**** DATA FOR PROCESSING ****

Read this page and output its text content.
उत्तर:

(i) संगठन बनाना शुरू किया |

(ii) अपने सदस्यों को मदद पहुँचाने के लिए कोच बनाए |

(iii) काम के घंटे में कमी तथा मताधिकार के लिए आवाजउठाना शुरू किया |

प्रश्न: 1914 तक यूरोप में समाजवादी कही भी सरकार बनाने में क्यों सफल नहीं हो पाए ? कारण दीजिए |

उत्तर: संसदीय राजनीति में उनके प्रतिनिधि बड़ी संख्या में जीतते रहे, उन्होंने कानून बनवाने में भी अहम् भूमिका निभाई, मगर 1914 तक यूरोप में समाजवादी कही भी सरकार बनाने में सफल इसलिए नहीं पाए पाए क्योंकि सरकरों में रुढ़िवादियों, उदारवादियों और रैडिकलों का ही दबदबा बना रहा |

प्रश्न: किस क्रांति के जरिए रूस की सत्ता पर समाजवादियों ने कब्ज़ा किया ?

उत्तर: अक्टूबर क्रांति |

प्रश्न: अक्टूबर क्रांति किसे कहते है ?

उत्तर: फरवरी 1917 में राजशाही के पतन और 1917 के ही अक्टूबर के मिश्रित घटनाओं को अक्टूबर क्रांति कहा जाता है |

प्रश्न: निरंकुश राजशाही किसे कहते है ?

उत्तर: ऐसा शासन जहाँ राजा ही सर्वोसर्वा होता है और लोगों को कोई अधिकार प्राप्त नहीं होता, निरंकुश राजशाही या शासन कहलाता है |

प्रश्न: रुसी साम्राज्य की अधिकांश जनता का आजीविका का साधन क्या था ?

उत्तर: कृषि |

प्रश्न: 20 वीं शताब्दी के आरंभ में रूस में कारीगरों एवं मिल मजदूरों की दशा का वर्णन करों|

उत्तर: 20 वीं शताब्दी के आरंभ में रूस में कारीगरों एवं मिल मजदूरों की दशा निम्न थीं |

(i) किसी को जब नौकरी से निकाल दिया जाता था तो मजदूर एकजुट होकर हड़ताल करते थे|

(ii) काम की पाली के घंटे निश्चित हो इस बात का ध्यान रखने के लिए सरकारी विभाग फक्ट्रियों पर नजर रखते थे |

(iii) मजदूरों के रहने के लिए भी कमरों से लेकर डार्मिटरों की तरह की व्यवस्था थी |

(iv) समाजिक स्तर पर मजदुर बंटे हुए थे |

****

_DO THIS_: Print the listing above in its entirety, with every line exact.

_ANSWER TO THE PROBLEM_:
Read this page and output its text content.
उत्तर:

(i) संगठन बनाना शुरू किया |

(ii) अपने सदस्यों को मदद पहुँचाने के लिए कोच बनाए |

(iii) काम के घंटे में कमी तथा मताधिकार के लिए आवाजउठाना शुरू किया |

प्रश्न: 1914 तक यूरोप में समाजवादी कही भी सरकार बनाने में क्यों सफल नहीं हो पाए ? कारण दीजिए |

उत्तर: संसदीय राजनीति में उनके प्रतिनिधि बड़ी संख्या में जीतते रहे, उन्होंने कानून बनवाने में भी अहम् भूमिका निभाई, मगर 1914 तक यूरोप में समाजवादी कही भी सरकार बनाने में सफल इसलिए नहीं पाए पाए क्योंकि सरकरों में रुढ़िवादियों, उदारवादियों और रैडिकलों का ही दबदबा बना रहा |

प्रश्न: किस क्रांति के जरिए रूस की सत्ता पर समाजवादियों ने कब्ज़ा किया ?

उत्तर: अक्टूबर क्रांति |

प्रश्न: अक्टूबर क्रांति किसे कहते है ?

उत्तर: फरवरी 1917 में राजशाही के पतन और 1917 के ही अक्टूबर के मिश्रित घटनाओं को अक्टूबर क्रांति कहा जाता है |

प्रश्न: निरंकुश राजशाही किसे कहते है ?

उत्तर: ऐसा शासन जहाँ राजा ही सर्वोसर्वा होता है और लोगों को कोई अधिकार प्राप्त नहीं होता, निरंकुश राजशाही या शासन कहलाता है |

प्रश्न: रुसी साम्राज्य की अधिकांश जनता का आजीविका का साधन क्या था ?

उत्तर: कृषि |

प्रश्न: 20 वीं शताब्दी के आरंभ में रूस में कारीगरों एवं मिल मजदूरों की दशा का वर्णन करों|

उत्तर: 20 वीं शताब्दी के आरंभ में रूस में कारीगरों एवं मिल मजदूरों की दशा निम्न थीं |

(i) किसी को जब नौकरी से निकाल दिया जाता था तो मजदूर एकजुट होकर हड़ताल करते थे|

(ii) काम की पाली के घंटे निश्चित हो इस बात का ध्यान रखने के लिए सरकारी विभाग फक्ट्रियों पर नजर रखते थे |

(iii) मजदूरों के रहने के लिए भी कमरों से लेकर डार्मिटरों की तरह की व्यवस्था थी |

(iv) समाजिक स्तर पर मजदुर बंटे हुए थे |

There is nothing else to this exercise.